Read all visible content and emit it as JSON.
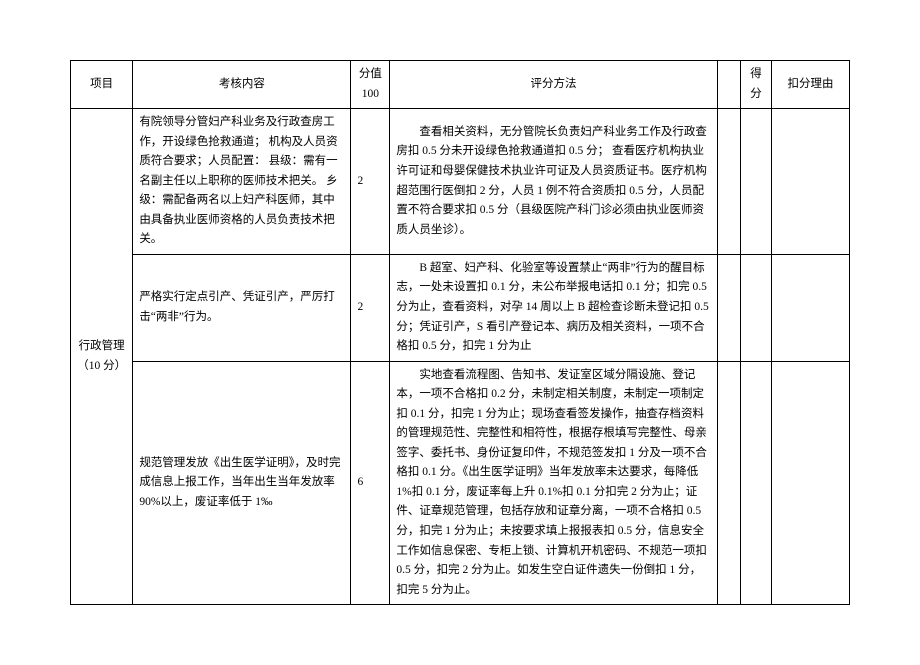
{
  "headers": {
    "project": "项目",
    "content": "考核内容",
    "score_max": "分值 100",
    "method": "评分方法",
    "blank": "",
    "got": "得分",
    "reason": "扣分理由"
  },
  "category": "行政管理（10 分）",
  "rows": [
    {
      "content": "有院领导分管妇产科业务及行政查房工作，开设绿色抢救通道；\n机构及人员资质符合要求；人员配置：\n县级：需有一名副主任以上职称的医师技术把关。\n乡级：需配备两名以上妇产科医师，其中由具备执业医师资格的人员负责技术把关。",
      "score": "2",
      "method": "查看相关资料，无分管院长负责妇产科业务工作及行政查房扣 0.5 分未开设绿色抢救通道扣 0.5 分；\n查看医疗机构执业许可证和母婴保健技术执业许可证及人员资质证书。医疗机构超范围行医倒扣 2 分，人员 1 例不符合资质扣 0.5 分，人员配置不符合要求扣 0.5 分（县级医院产科门诊必须由执业医师资质人员坐诊）。"
    },
    {
      "content": "严格实行定点引产、凭证引产，严厉打击“两非”行为。",
      "score": "2",
      "method": "B 超室、妇产科、化验室等设置禁止“两非”行为的醒目标志，一处未设置扣 0.1 分，未公布举报电话扣 0.1 分；扣完 0.5 分为止，查看资料，对孕 14 周以上 B 超检查诊断未登记扣 0.5 分；凭证引产，S 看引产登记本、病历及相关资料，一项不合格扣 0.5 分，扣完 1 分为止"
    },
    {
      "content": "规范管理发放《出生医学证明》，及时完成信息上报工作，当年出生当年发放率 90%以上，废证率低于 1‰",
      "score": "6",
      "method": "实地查看流程图、告知书、发证室区域分隔设施、登记本，一项不合格扣 0.2 分，未制定相关制度，未制定一项制定扣 0.1 分，扣完 1 分为止；现场查看签发操作，抽查存档资料的管理规范性、完整性和相符性，根据存根填写完整性、母亲签字、委托书、身份证复印件，不规范签发扣 1 分及一项不合格扣 0.1 分。《出生医学证明》当年发放率未达要求，每降低 1%扣 0.1 分，废证率每上升 0.1%扣 0.1 分扣完 2 分为止；证件、证章规范管理，包括存放和证章分离，一项不合格扣 0.5 分，扣完 1 分为止；未按要求填上报报表扣 0.5 分，信息安全工作如信息保密、专柜上锁、计算机开机密码、不规范一项扣 0.5 分，扣完 2 分为止。如发生空白证件遗失一份倒扣 1 分，扣完 5 分为止。"
    }
  ]
}
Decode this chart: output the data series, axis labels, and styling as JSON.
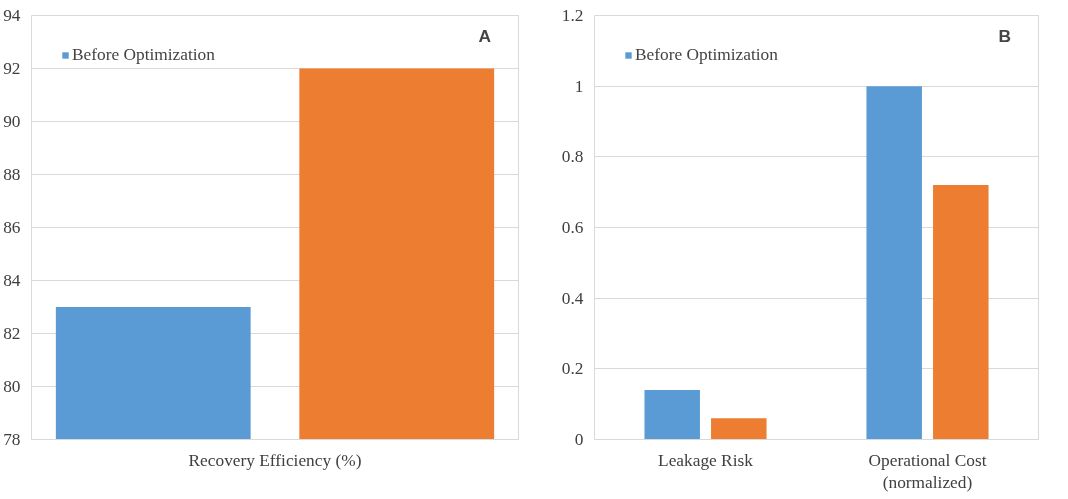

(DESCRIPTION OF THE TASK) Work out how many lines in the records above hold the string "JSON", then give only that count.

(REPLY) 2